* **What you should do**
Repeat every entry word for word, skipping the pictures.

BEGIN Supplied material

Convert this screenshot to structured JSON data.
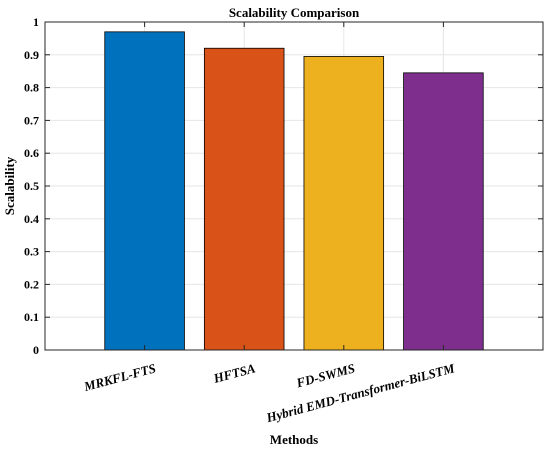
{
  "chart_data": {
    "type": "bar",
    "title": "Scalability Comparison",
    "xlabel": "Methods",
    "ylabel": "Scalability",
    "categories": [
      "MRKFL-FTS",
      "HFTSA",
      "FD-SWMS",
      "Hybrid EMD-Transformer-BiLSTM"
    ],
    "values": [
      0.97,
      0.92,
      0.895,
      0.845
    ],
    "colors": [
      "#0072BD",
      "#D95319",
      "#EDB120",
      "#7E2F8E"
    ],
    "ylim": [
      0,
      1
    ],
    "yticks": [
      "0",
      "0.1",
      "0.2",
      "0.3",
      "0.4",
      "0.5",
      "0.6",
      "0.7",
      "0.8",
      "0.9",
      "1"
    ],
    "grid": true
  }
}
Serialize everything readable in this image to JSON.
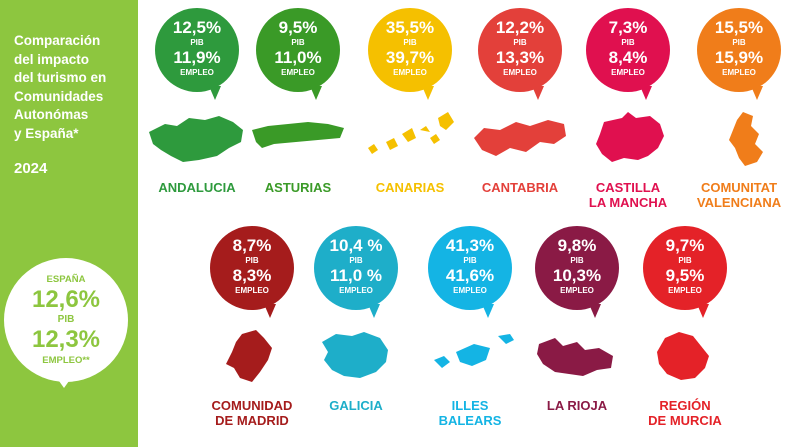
{
  "sidebar": {
    "title": "Comparación\ndel impacto\ndel turismo en\nComunidades\nAutonómas\ny España*",
    "year": "2024",
    "spain": {
      "name": "ESPAÑA",
      "pib": "12,6%",
      "pib_label": "PIB",
      "empleo": "12,3%",
      "empleo_label": "EMPLEO**"
    },
    "color": "#8dc63f"
  },
  "regions": [
    {
      "name": "ANDALUCIA",
      "pib": "12,5%",
      "empleo": "11,9%",
      "pib_label": "PIB",
      "empleo_label": "EMPLEO",
      "color": "#2e9a3d",
      "map_icon": "andalucia-map-icon"
    },
    {
      "name": "ASTURIAS",
      "pib": "9,5%",
      "empleo": "11,0%",
      "pib_label": "PIB",
      "empleo_label": "EMPLEO",
      "color": "#3a9a27",
      "map_icon": "asturias-map-icon"
    },
    {
      "name": "CANARIAS",
      "pib": "35,5%",
      "empleo": "39,7%",
      "pib_label": "PIB",
      "empleo_label": "EMPLEO",
      "color": "#f5c000",
      "map_icon": "canarias-map-icon"
    },
    {
      "name": "CANTABRIA",
      "pib": "12,2%",
      "empleo": "13,3%",
      "pib_label": "PIB",
      "empleo_label": "EMPLEO",
      "color": "#e3403a",
      "map_icon": "cantabria-map-icon"
    },
    {
      "name": "CASTILLA\nLA MANCHA",
      "pib": "7,3%",
      "empleo": "8,4%",
      "pib_label": "PIB",
      "empleo_label": "EMPLEO",
      "color": "#e0104f",
      "map_icon": "castilla-la-mancha-map-icon"
    },
    {
      "name": "COMUNITAT\nVALENCIANA",
      "pib": "15,5%",
      "empleo": "15,9%",
      "pib_label": "PIB",
      "empleo_label": "EMPLEO",
      "color": "#f07d1a",
      "map_icon": "comunitat-valenciana-map-icon"
    },
    {
      "name": "COMUNIDAD\nDE MADRID",
      "pib": "8,7%",
      "empleo": "8,3%",
      "pib_label": "PIB",
      "empleo_label": "EMPLEO",
      "color": "#a51c1c",
      "map_icon": "madrid-map-icon"
    },
    {
      "name": "GALICIA",
      "pib": "10,4 %",
      "empleo": "11,0 %",
      "pib_label": "PIB",
      "empleo_label": "EMPLEO",
      "color": "#1eaec9",
      "map_icon": "galicia-map-icon"
    },
    {
      "name": "ILLES\nBALEARS",
      "pib": "41,3%",
      "empleo": "41,6%",
      "pib_label": "PIB",
      "empleo_label": "EMPLEO",
      "color": "#14b4e4",
      "map_icon": "illes-balears-map-icon"
    },
    {
      "name": "LA RIOJA",
      "pib": "9,8%",
      "empleo": "10,3%",
      "pib_label": "PIB",
      "empleo_label": "EMPLEO",
      "color": "#8a1a45",
      "map_icon": "la-rioja-map-icon"
    },
    {
      "name": "REGIÓN\nDE MURCIA",
      "pib": "9,7%",
      "empleo": "9,5%",
      "pib_label": "PIB",
      "empleo_label": "EMPLEO",
      "color": "#e42228",
      "map_icon": "murcia-map-icon"
    }
  ]
}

END Supplied material

* **Task solution**
Convert this screenshot to structured JSON data.
{
  "chart_data": {
    "type": "bar",
    "title": "Scalability Comparison",
    "xlabel": "Methods",
    "ylabel": "Scalability",
    "categories": [
      "MRKFL-FTS",
      "HFTSA",
      "FD-SWMS",
      "Hybrid EMD-Transformer-BiLSTM"
    ],
    "values": [
      0.97,
      0.92,
      0.895,
      0.845
    ],
    "colors": [
      "#0072BD",
      "#D95319",
      "#EDB120",
      "#7E2F8E"
    ],
    "ylim": [
      0,
      1
    ],
    "yticks": [
      "0",
      "0.1",
      "0.2",
      "0.3",
      "0.4",
      "0.5",
      "0.6",
      "0.7",
      "0.8",
      "0.9",
      "1"
    ],
    "grid": true
  }
}
Serialize everything readable in this image to JSON.
{
  "sidebar": {
    "title": "Comparación\ndel impacto\ndel turismo en\nComunidades\nAutonómas\ny España*",
    "year": "2024",
    "spain": {
      "name": "ESPAÑA",
      "pib": "12,6%",
      "pib_label": "PIB",
      "empleo": "12,3%",
      "empleo_label": "EMPLEO**"
    },
    "color": "#8dc63f"
  },
  "regions": [
    {
      "name": "ANDALUCIA",
      "pib": "12,5%",
      "empleo": "11,9%",
      "pib_label": "PIB",
      "empleo_label": "EMPLEO",
      "color": "#2e9a3d",
      "map_icon": "andalucia-map-icon"
    },
    {
      "name": "ASTURIAS",
      "pib": "9,5%",
      "empleo": "11,0%",
      "pib_label": "PIB",
      "empleo_label": "EMPLEO",
      "color": "#3a9a27",
      "map_icon": "asturias-map-icon"
    },
    {
      "name": "CANARIAS",
      "pib": "35,5%",
      "empleo": "39,7%",
      "pib_label": "PIB",
      "empleo_label": "EMPLEO",
      "color": "#f5c000",
      "map_icon": "canarias-map-icon"
    },
    {
      "name": "CANTABRIA",
      "pib": "12,2%",
      "empleo": "13,3%",
      "pib_label": "PIB",
      "empleo_label": "EMPLEO",
      "color": "#e3403a",
      "map_icon": "cantabria-map-icon"
    },
    {
      "name": "CASTILLA\nLA MANCHA",
      "pib": "7,3%",
      "empleo": "8,4%",
      "pib_label": "PIB",
      "empleo_label": "EMPLEO",
      "color": "#e0104f",
      "map_icon": "castilla-la-mancha-map-icon"
    },
    {
      "name": "COMUNITAT\nVALENCIANA",
      "pib": "15,5%",
      "empleo": "15,9%",
      "pib_label": "PIB",
      "empleo_label": "EMPLEO",
      "color": "#f07d1a",
      "map_icon": "comunitat-valenciana-map-icon"
    },
    {
      "name": "COMUNIDAD\nDE MADRID",
      "pib": "8,7%",
      "empleo": "8,3%",
      "pib_label": "PIB",
      "empleo_label": "EMPLEO",
      "color": "#a51c1c",
      "map_icon": "madrid-map-icon"
    },
    {
      "name": "GALICIA",
      "pib": "10,4 %",
      "empleo": "11,0 %",
      "pib_label": "PIB",
      "empleo_label": "EMPLEO",
      "color": "#1eaec9",
      "map_icon": "galicia-map-icon"
    },
    {
      "name": "ILLES\nBALEARS",
      "pib": "41,3%",
      "empleo": "41,6%",
      "pib_label": "PIB",
      "empleo_label": "EMPLEO",
      "color": "#14b4e4",
      "map_icon": "illes-balears-map-icon"
    },
    {
      "name": "LA RIOJA",
      "pib": "9,8%",
      "empleo": "10,3%",
      "pib_label": "PIB",
      "empleo_label": "EMPLEO",
      "color": "#8a1a45",
      "map_icon": "la-rioja-map-icon"
    },
    {
      "name": "REGIÓN\nDE MURCIA",
      "pib": "9,7%",
      "empleo": "9,5%",
      "pib_label": "PIB",
      "empleo_label": "EMPLEO",
      "color": "#e42228",
      "map_icon": "murcia-map-icon"
    }
  ]
}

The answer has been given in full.